Given problem: Please rewrite the entries from the first line through the line containing "footer-band: [0, 630, 479, 680]", both included, swapping every "x-tick-label" for "axis-label" and changing nothing else.

Raw records:

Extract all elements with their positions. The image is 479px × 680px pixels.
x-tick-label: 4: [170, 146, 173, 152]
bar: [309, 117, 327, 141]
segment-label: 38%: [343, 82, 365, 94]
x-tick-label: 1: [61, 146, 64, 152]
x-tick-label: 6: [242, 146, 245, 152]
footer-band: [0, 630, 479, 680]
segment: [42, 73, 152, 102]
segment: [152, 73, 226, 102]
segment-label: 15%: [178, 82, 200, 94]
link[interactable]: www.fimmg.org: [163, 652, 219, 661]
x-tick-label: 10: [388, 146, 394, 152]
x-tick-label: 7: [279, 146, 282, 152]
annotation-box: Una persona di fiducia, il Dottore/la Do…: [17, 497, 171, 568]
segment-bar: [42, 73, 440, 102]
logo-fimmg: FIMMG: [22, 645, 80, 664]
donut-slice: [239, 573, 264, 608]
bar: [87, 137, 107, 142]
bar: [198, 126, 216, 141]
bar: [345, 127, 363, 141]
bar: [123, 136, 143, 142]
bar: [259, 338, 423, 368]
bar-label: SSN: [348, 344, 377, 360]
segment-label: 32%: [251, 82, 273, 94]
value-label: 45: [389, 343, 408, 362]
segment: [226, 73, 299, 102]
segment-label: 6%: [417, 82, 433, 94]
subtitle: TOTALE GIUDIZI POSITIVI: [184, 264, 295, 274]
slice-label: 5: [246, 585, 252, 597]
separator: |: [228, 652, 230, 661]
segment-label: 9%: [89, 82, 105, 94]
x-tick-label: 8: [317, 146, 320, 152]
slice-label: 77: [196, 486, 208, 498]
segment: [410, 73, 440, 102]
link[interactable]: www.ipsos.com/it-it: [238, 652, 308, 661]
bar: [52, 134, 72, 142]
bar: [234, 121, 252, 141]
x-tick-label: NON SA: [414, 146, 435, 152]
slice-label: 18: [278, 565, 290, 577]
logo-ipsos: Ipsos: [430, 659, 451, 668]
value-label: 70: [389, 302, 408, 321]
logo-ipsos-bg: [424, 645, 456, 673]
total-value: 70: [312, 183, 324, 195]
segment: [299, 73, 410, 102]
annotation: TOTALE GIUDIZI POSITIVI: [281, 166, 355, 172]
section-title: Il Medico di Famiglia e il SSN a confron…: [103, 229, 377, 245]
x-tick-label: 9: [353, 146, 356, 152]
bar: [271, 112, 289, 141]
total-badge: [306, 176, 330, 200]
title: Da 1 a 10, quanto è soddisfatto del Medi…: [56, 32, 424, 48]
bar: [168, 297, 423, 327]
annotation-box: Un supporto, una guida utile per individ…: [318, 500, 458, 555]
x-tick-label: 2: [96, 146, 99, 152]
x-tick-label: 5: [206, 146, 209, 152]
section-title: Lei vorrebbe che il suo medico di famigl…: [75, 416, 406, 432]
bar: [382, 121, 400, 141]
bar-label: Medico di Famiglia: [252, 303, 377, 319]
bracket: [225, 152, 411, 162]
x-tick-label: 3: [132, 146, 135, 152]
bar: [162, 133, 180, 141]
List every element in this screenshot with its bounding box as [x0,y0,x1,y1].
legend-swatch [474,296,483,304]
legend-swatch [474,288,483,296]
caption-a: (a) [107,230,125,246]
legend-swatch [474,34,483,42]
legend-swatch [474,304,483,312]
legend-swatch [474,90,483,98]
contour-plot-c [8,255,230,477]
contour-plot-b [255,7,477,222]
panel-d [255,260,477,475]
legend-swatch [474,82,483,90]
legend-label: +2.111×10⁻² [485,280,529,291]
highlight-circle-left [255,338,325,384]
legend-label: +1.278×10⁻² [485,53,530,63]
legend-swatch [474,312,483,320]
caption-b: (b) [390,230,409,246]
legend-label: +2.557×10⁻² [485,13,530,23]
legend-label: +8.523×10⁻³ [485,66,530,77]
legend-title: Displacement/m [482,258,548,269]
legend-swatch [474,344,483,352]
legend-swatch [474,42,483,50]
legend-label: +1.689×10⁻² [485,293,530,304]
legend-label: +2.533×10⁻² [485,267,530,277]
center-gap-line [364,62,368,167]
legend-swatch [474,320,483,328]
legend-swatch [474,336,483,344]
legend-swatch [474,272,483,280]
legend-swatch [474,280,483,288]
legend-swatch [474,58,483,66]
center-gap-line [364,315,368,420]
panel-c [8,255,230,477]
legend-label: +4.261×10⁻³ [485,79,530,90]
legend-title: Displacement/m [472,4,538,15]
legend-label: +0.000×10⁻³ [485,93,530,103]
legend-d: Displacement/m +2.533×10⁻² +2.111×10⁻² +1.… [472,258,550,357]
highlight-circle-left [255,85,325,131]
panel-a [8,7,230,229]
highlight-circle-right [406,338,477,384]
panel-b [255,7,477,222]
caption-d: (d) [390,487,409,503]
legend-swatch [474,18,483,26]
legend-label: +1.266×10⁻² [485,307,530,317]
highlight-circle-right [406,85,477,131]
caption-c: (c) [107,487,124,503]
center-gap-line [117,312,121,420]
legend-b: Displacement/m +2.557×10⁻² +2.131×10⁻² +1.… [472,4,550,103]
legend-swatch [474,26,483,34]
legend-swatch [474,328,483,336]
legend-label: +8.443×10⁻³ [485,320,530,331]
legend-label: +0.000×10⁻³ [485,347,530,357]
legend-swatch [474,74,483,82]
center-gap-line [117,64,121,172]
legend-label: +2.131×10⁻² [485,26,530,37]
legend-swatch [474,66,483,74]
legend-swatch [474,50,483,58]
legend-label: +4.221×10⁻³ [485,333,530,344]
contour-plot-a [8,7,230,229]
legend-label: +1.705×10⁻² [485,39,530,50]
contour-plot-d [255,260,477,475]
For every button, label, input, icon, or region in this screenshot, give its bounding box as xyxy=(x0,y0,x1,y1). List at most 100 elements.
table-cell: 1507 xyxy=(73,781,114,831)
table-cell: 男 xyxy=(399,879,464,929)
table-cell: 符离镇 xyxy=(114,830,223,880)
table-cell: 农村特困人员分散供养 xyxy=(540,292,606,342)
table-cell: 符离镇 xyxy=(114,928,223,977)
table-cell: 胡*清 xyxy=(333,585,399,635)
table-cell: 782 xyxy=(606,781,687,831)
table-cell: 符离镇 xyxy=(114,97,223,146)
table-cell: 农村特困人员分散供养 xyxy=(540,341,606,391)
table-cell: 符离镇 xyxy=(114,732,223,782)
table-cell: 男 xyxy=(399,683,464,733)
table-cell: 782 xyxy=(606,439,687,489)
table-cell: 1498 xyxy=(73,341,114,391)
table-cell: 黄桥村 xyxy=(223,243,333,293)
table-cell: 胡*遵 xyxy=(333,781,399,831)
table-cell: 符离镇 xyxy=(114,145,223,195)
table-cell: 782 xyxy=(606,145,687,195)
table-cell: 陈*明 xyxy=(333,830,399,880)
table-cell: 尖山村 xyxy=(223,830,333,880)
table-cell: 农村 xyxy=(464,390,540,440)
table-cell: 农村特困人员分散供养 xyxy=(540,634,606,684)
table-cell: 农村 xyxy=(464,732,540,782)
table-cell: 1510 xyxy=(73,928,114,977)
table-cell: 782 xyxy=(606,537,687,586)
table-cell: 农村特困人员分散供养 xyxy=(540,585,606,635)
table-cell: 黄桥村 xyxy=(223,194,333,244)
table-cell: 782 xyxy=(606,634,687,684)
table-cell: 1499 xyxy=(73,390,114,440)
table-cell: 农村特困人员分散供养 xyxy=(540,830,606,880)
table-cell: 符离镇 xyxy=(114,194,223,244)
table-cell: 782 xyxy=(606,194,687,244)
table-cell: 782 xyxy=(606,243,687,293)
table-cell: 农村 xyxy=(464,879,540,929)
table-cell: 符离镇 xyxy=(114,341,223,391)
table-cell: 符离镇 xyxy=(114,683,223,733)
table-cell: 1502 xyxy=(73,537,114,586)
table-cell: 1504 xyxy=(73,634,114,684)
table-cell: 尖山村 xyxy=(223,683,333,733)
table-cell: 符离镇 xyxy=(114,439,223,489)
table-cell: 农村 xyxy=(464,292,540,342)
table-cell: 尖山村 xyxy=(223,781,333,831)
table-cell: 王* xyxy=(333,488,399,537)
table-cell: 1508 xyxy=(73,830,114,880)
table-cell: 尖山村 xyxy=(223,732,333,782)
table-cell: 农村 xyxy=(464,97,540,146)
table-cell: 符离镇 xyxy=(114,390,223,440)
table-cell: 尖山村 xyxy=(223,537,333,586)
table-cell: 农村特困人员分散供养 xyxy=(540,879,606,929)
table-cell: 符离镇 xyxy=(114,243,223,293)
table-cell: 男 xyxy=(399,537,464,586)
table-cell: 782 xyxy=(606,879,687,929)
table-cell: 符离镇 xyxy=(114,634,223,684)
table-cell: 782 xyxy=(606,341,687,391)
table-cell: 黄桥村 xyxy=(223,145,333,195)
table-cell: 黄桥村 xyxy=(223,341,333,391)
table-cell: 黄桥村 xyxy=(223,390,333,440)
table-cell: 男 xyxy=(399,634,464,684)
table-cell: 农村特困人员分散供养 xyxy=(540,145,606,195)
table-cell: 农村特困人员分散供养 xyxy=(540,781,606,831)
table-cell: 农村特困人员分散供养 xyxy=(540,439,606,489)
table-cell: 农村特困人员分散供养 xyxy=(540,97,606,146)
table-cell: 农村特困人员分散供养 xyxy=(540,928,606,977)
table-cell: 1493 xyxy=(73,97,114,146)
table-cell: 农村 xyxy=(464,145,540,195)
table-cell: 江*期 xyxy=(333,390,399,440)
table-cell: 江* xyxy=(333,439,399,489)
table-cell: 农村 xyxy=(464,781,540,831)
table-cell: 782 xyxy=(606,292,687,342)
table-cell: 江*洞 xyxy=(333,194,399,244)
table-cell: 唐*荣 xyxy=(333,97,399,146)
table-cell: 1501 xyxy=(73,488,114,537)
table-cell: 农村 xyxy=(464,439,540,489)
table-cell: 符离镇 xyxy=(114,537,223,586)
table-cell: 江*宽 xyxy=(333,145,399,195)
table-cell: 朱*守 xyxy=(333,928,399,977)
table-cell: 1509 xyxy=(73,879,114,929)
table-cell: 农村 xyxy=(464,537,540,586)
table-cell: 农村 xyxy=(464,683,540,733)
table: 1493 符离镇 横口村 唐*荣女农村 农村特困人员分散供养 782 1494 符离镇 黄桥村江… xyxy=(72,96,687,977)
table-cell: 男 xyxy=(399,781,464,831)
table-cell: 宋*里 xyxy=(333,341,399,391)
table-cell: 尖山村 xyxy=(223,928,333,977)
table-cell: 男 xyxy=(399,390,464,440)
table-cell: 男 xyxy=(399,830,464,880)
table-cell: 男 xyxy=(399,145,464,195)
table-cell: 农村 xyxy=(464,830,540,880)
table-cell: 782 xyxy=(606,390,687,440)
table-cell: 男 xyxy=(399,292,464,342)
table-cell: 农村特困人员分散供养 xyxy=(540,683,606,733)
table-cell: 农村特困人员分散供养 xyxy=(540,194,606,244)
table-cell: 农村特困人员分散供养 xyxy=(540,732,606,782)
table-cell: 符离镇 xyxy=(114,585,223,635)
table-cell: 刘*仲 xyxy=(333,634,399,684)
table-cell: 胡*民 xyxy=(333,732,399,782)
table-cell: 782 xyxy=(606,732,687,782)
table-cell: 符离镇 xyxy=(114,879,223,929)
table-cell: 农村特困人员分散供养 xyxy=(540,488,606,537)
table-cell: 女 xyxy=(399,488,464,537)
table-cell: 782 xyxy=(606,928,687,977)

Reply:
Extract all elements with their positions. The image is 479px × 680px pixels.
axis-label: 4: [170, 146, 173, 152]
bar: [309, 117, 327, 141]
segment-label: 38%: [343, 82, 365, 94]
axis-label: 1: [61, 146, 64, 152]
axis-label: 6: [242, 146, 245, 152]
footer-band: [0, 630, 479, 680]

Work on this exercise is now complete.